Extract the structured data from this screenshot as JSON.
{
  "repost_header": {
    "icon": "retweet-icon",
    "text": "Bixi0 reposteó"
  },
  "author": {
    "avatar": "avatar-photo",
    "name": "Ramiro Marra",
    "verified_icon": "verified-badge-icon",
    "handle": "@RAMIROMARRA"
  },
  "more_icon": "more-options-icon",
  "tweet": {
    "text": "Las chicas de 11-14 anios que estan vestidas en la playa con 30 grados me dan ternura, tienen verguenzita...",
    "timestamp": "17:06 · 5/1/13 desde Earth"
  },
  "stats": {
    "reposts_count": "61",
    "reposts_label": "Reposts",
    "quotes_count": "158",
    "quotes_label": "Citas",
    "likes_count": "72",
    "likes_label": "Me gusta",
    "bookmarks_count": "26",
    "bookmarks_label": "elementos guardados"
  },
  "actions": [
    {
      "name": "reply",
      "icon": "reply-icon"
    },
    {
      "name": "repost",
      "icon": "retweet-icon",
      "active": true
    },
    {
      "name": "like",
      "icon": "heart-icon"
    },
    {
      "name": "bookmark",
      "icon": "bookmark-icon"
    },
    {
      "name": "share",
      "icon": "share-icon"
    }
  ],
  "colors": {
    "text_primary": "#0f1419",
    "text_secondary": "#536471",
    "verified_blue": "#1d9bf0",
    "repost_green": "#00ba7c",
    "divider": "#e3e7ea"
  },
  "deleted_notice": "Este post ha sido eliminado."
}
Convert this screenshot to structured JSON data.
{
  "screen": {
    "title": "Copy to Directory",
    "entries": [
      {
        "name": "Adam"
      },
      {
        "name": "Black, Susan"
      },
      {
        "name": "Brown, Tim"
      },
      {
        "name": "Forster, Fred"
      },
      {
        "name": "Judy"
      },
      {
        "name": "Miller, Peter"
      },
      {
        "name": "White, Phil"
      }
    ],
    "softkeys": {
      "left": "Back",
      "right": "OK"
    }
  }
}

*Direction:* Extract the entries above verbatim.

*Answer in full:*
Extract the structured data from this screenshot as JSON.
{
  "repost_header": {
    "icon": "retweet-icon",
    "text": "Bixi0 reposteó"
  },
  "author": {
    "avatar": "avatar-photo",
    "name": "Ramiro Marra",
    "verified_icon": "verified-badge-icon",
    "handle": "@RAMIROMARRA"
  },
  "more_icon": "more-options-icon",
  "tweet": {
    "text": "Las chicas de 11-14 anios que estan vestidas en la playa con 30 grados me dan ternura, tienen verguenzita...",
    "timestamp": "17:06 · 5/1/13 desde Earth"
  },
  "stats": {
    "reposts_count": "61",
    "reposts_label": "Reposts",
    "quotes_count": "158",
    "quotes_label": "Citas",
    "likes_count": "72",
    "likes_label": "Me gusta",
    "bookmarks_count": "26",
    "bookmarks_label": "elementos guardados"
  },
  "actions": [
    {
      "name": "reply",
      "icon": "reply-icon"
    },
    {
      "name": "repost",
      "icon": "retweet-icon",
      "active": true
    },
    {
      "name": "like",
      "icon": "heart-icon"
    },
    {
      "name": "bookmark",
      "icon": "bookmark-icon"
    },
    {
      "name": "share",
      "icon": "share-icon"
    }
  ],
  "colors": {
    "text_primary": "#0f1419",
    "text_secondary": "#536471",
    "verified_blue": "#1d9bf0",
    "repost_green": "#00ba7c",
    "divider": "#e3e7ea"
  },
  "deleted_notice": "Este post ha sido eliminado."
}
Convert this screenshot to structured JSON data.
{
  "screen": {
    "title": "Copy to Directory",
    "entries": [
      {
        "name": "Adam"
      },
      {
        "name": "Black, Susan"
      },
      {
        "name": "Brown, Tim"
      },
      {
        "name": "Forster, Fred"
      },
      {
        "name": "Judy"
      },
      {
        "name": "Miller, Peter"
      },
      {
        "name": "White, Phil"
      }
    ],
    "softkeys": {
      "left": "Back",
      "right": "OK"
    }
  }
}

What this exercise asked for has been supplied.